Collected data:
⟨

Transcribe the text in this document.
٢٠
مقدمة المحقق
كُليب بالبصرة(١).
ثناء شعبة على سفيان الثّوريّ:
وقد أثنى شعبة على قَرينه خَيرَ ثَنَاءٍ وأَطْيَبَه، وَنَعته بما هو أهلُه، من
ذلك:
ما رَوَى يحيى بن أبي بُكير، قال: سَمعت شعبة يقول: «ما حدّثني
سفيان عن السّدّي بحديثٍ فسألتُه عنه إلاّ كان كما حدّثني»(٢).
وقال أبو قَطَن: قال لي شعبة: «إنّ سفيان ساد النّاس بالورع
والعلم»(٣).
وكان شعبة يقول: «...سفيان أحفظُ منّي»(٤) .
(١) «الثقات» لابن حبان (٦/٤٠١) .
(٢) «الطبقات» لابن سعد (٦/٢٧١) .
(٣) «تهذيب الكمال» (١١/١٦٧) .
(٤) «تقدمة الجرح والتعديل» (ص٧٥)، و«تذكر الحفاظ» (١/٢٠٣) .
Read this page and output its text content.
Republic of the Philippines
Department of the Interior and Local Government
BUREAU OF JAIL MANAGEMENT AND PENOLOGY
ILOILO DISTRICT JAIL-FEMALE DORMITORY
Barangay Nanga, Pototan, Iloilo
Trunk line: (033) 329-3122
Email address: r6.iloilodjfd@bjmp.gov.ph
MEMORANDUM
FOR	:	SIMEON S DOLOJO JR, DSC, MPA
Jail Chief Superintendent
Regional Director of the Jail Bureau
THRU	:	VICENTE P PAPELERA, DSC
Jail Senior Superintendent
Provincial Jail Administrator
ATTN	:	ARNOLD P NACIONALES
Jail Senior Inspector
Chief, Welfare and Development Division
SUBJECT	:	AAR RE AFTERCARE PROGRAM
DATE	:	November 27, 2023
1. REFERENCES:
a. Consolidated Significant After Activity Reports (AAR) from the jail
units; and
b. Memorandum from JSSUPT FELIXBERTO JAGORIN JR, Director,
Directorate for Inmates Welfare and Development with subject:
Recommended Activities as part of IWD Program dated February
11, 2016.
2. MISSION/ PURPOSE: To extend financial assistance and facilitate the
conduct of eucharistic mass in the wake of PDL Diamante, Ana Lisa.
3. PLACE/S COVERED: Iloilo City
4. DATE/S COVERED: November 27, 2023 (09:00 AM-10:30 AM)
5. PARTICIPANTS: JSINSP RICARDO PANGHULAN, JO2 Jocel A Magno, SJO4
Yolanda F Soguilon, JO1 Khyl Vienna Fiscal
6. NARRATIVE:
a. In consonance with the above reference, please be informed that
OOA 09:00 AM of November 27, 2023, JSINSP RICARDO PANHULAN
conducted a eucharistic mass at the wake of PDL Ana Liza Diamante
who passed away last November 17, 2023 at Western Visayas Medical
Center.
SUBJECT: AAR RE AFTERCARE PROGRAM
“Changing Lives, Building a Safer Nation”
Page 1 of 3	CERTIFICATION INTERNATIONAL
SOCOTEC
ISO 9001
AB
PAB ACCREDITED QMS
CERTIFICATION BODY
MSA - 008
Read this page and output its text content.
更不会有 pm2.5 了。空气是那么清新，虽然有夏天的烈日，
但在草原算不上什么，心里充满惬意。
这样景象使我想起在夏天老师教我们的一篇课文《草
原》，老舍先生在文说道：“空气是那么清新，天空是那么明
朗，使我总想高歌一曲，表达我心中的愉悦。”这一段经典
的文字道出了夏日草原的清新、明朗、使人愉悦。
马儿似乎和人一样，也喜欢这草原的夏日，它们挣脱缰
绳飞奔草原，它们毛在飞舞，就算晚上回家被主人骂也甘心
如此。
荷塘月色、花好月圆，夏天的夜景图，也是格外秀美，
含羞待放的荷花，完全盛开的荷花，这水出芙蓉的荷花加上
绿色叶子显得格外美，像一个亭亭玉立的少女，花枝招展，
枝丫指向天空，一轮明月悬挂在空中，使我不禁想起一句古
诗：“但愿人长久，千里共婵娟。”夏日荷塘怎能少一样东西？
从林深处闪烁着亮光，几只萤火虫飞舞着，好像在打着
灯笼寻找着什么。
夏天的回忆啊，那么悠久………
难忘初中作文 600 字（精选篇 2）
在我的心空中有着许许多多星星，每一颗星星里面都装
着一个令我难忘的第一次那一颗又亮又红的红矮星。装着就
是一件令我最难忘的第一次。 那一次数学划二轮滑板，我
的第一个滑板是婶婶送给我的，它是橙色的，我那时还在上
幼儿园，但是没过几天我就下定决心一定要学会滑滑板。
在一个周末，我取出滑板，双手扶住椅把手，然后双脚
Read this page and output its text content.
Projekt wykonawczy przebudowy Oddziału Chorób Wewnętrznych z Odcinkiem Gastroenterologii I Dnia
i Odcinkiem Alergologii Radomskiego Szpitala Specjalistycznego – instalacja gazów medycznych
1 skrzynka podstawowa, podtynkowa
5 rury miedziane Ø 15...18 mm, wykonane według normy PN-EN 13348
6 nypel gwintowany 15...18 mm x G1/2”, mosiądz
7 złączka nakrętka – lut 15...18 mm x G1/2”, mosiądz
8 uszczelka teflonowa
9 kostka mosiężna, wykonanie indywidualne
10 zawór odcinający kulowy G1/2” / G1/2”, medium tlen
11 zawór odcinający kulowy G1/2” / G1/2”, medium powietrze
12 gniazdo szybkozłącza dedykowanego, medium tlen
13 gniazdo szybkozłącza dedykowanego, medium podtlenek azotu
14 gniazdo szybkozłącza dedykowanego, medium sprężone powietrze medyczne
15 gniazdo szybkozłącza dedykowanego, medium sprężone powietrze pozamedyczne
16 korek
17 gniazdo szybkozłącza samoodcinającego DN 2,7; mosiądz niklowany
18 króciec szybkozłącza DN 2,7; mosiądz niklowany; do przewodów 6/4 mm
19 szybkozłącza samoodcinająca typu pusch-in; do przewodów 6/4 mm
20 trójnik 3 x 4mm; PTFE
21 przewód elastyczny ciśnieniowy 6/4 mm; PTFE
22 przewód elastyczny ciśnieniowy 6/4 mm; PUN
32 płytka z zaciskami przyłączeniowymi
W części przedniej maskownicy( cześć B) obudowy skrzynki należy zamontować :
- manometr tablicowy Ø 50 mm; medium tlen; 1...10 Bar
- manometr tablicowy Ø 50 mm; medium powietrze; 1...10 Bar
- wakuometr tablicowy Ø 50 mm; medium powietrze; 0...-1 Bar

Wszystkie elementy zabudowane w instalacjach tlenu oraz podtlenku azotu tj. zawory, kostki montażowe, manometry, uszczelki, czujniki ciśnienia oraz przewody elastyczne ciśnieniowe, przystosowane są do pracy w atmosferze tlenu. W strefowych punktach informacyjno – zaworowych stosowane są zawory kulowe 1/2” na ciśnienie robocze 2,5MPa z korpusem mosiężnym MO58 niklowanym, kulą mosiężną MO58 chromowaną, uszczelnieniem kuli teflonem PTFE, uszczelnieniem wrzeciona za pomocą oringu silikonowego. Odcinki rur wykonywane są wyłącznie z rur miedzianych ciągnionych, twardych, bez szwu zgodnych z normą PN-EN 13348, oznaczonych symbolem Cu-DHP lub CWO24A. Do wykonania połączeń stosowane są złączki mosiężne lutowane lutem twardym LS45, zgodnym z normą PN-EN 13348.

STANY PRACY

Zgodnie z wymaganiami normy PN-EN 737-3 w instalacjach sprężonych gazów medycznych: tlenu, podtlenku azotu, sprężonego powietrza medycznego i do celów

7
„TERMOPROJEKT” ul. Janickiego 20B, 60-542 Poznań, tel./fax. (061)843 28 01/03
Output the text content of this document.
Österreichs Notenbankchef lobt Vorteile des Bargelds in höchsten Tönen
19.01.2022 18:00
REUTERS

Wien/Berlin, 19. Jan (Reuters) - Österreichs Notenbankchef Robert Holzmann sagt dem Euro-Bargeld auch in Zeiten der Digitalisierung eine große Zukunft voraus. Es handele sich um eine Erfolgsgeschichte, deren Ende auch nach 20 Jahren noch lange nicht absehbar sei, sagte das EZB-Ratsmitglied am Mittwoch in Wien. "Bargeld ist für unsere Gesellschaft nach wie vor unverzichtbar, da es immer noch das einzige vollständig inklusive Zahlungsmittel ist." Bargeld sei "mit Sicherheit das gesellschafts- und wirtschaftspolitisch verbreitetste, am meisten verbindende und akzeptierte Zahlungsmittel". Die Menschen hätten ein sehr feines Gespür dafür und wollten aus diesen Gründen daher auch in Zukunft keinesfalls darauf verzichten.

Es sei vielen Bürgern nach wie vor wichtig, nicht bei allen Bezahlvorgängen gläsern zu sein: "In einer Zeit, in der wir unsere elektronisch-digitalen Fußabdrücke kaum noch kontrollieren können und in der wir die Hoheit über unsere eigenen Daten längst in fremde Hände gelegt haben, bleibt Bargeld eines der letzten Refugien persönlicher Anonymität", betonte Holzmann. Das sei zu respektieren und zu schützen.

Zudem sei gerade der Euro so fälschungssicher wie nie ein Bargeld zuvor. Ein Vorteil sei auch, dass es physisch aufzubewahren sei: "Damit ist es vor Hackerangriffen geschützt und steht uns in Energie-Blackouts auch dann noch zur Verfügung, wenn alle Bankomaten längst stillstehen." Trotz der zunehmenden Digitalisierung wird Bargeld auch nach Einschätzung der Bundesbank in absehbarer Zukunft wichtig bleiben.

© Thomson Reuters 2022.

⟩

▸ Problem to work on
Point out every line holding the string "odcinający" and copy it.

▸ Reply
10 zawór odcinający kulowy G1/2” / G1/2”, medium tlen
11 zawór odcinający kulowy G1/2” / G1/2”, medium powietrze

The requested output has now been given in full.